Data shown:
* * * * * * *

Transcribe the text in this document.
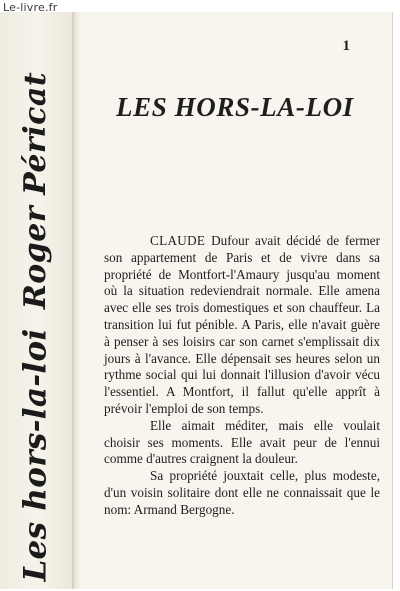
Le-livre.fr
Roger Péricat
Les hors-la-loi
1
LES HORS-LA-LOI

CLAUDE Dufour avait décidé de fermer son appartement de Paris et de vivre dans sa propriété de Montfort-l'Amaury jusqu'au moment où la situation redeviendrait normale. Elle amena avec elle ses trois domestiques et son chauffeur. La transition lui fut pénible. A Paris, elle n'avait guère à penser à ses loisirs car son carnet s'emplissait dix jours à l'avance. Elle dépensait ses heures selon un rythme social qui lui donnait l'illusion d'avoir vécu l'essentiel. A Montfort, il fallut qu'elle apprît à prévoir l'emploi de son temps.

Elle aimait méditer, mais elle voulait choisir ses moments. Elle avait peur de l'ennui comme d'autres craignent la douleur.

Sa propriété jouxtait celle, plus modeste, d'un voisin solitaire dont elle ne connaissait que le nom: Armand Bergogne.
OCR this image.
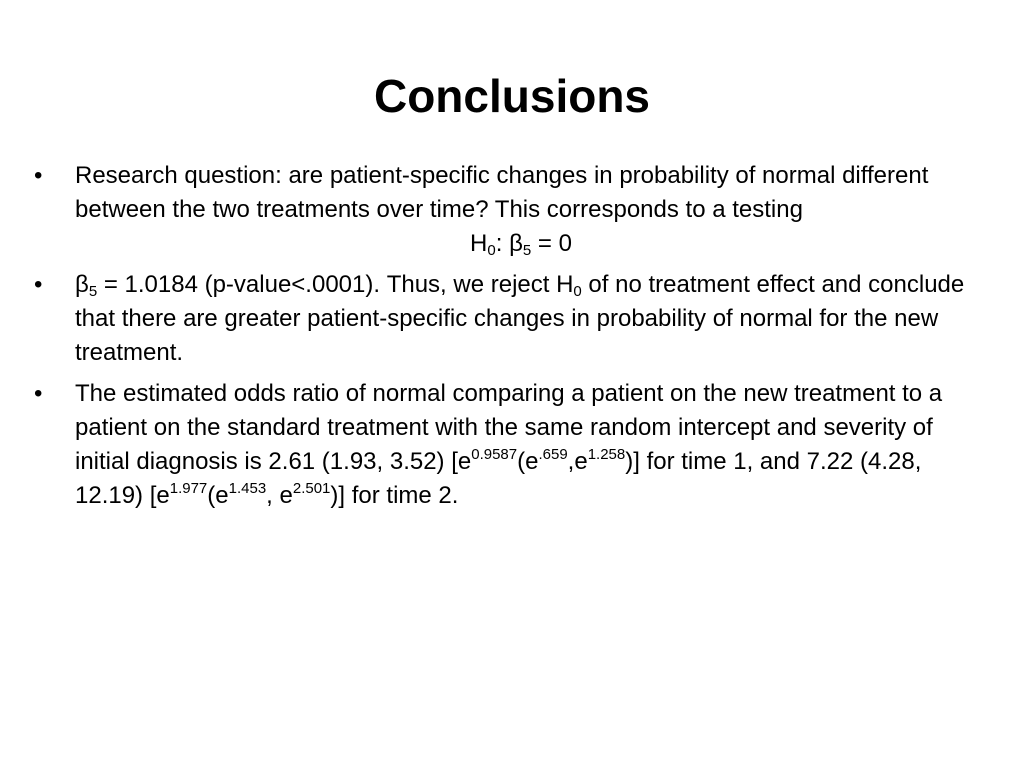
Conclusions
•	Research question: are patient-specific changes in probability of normal different between the two treatments over time? This corresponds to a testing

$H_0$: $\beta_5 = 0$
•	$\beta_5 = 1.0184$ (p-value<.0001). Thus, we reject $H_0$ of no treatment effect and conclude that there are greater patient-specific changes in probability of normal for the new treatment.

•	The estimated odds ratio of normal comparing a patient on the new treatment to a patient on the standard treatment with the same random intercept and severity of initial diagnosis is 2.61 (1.93, 3.52) $[e^{0.9587}(e^{.659},e^{1.258})]$ for time 1, and 7.22 (4.28, 12.19) [$e^{1.977}(e^{1.453}$, $e^{2.501}$)] for time 2.
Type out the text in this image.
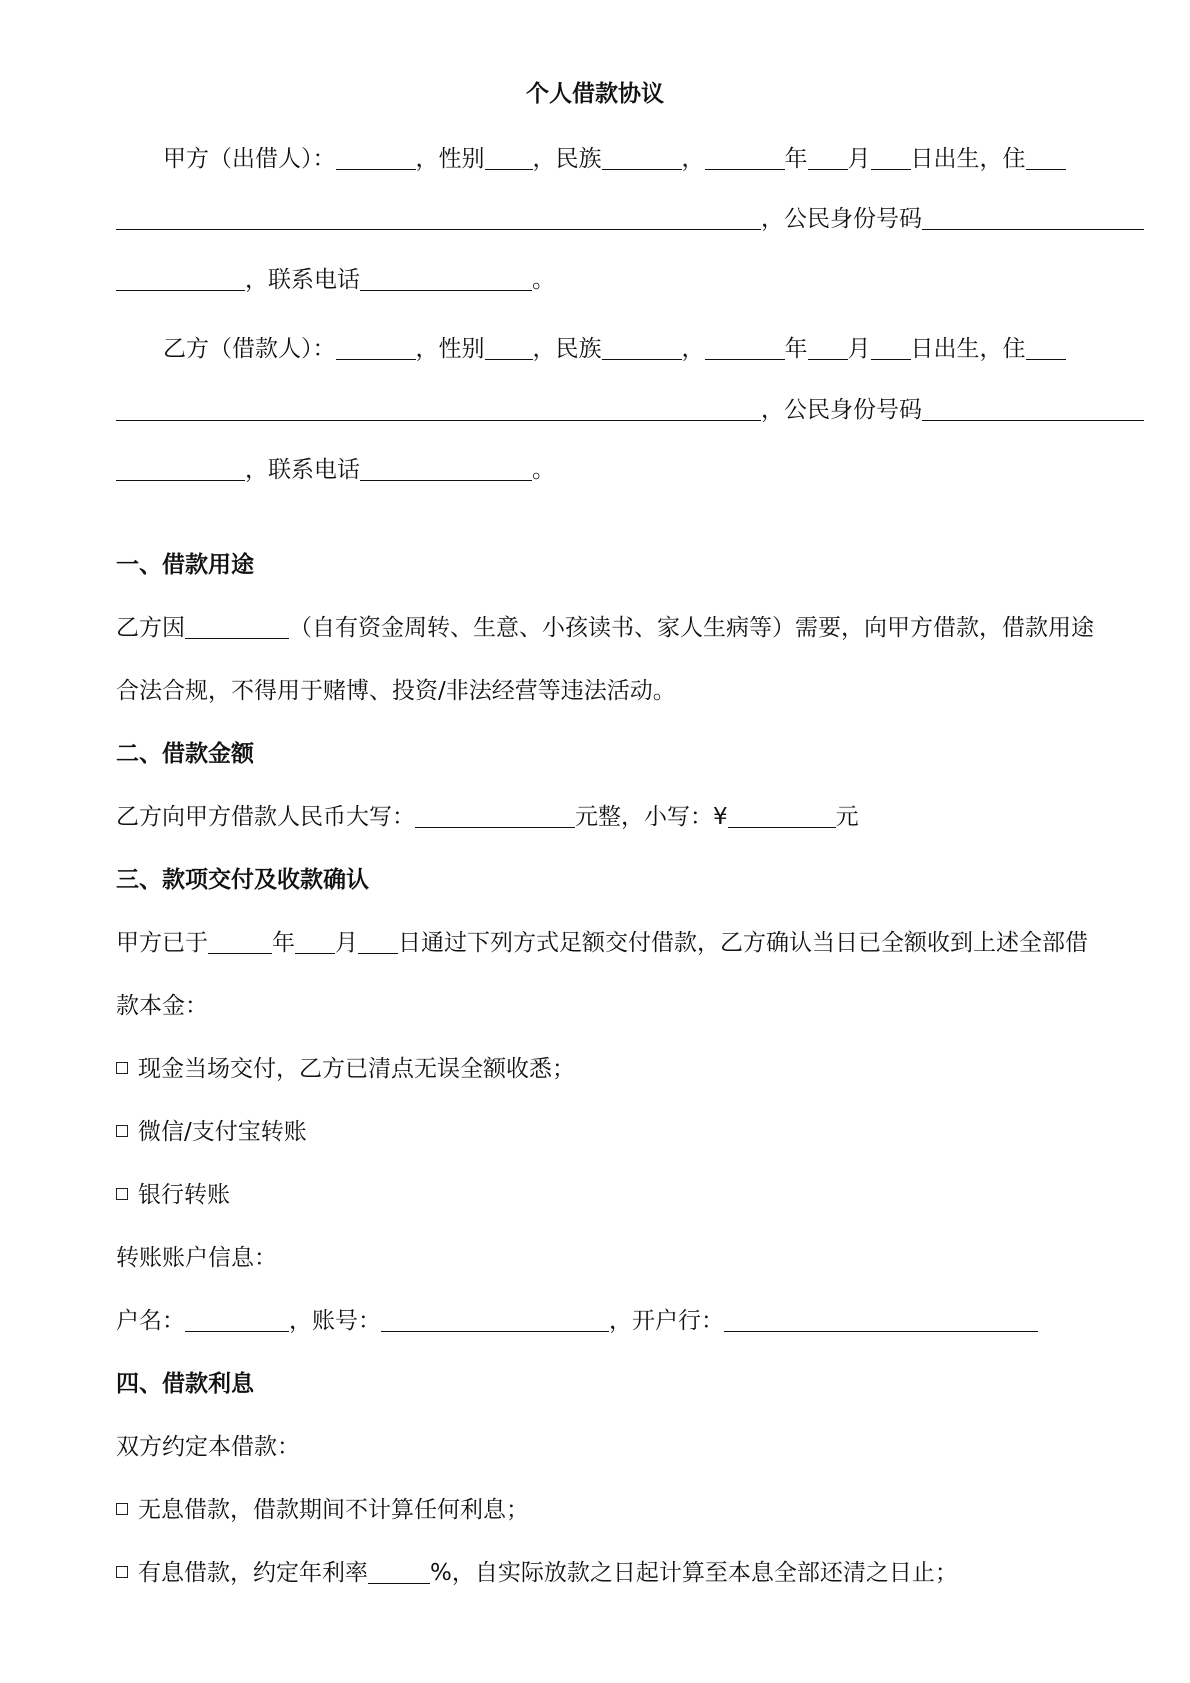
个人借款协议
甲方（出借人）：	，性别 ，民族	，	年 月 日出生，住
，公民身份号码
，联系电话	。
乙方（借款人）：	，性别 ，民族	，	年 月 日出生，住
，公民身份号码
，联系电话	。
一、借款用途
乙方因	（自有资金周转、生意、小孩读书、家人生病等）需要，向甲方借款，借款用途
合法合规，不得用于赌博、投资/非法经营等违法活动。
二、借款金额
乙方向甲方借款人民币大写：	元整，小写：¥	元
三、款项交付及收款确认
甲方已于	年 月 日通过下列方式足额交付借款，乙方确认当日已全额收到上述全部借
款本金：
现金当场交付，乙方已清点无误全额收悉；
微信/支付宝转账
银行转账
转账账户信息：
户名：	，账号：	，开户行：
四、借款利息
双方约定本借款：
无息借款，借款期间不计算任何利息；
有息借款，约定年利率	%，自实际放款之日起计算至本息全部还清之日止；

* * * * * * *

Short problem:
Using the data above, copy each line that contains "changes".

Expected answer:
•	Research question: are patient-specific changes in probability of normal different between the two treatments over time? This corresponds to a testing
•	$\beta_5 = 1.0184$ (p-value<.0001). Thus, we reject $H_0$ of no treatment effect and conclude that there are greater patient-specific changes in probability of normal for the new treatment.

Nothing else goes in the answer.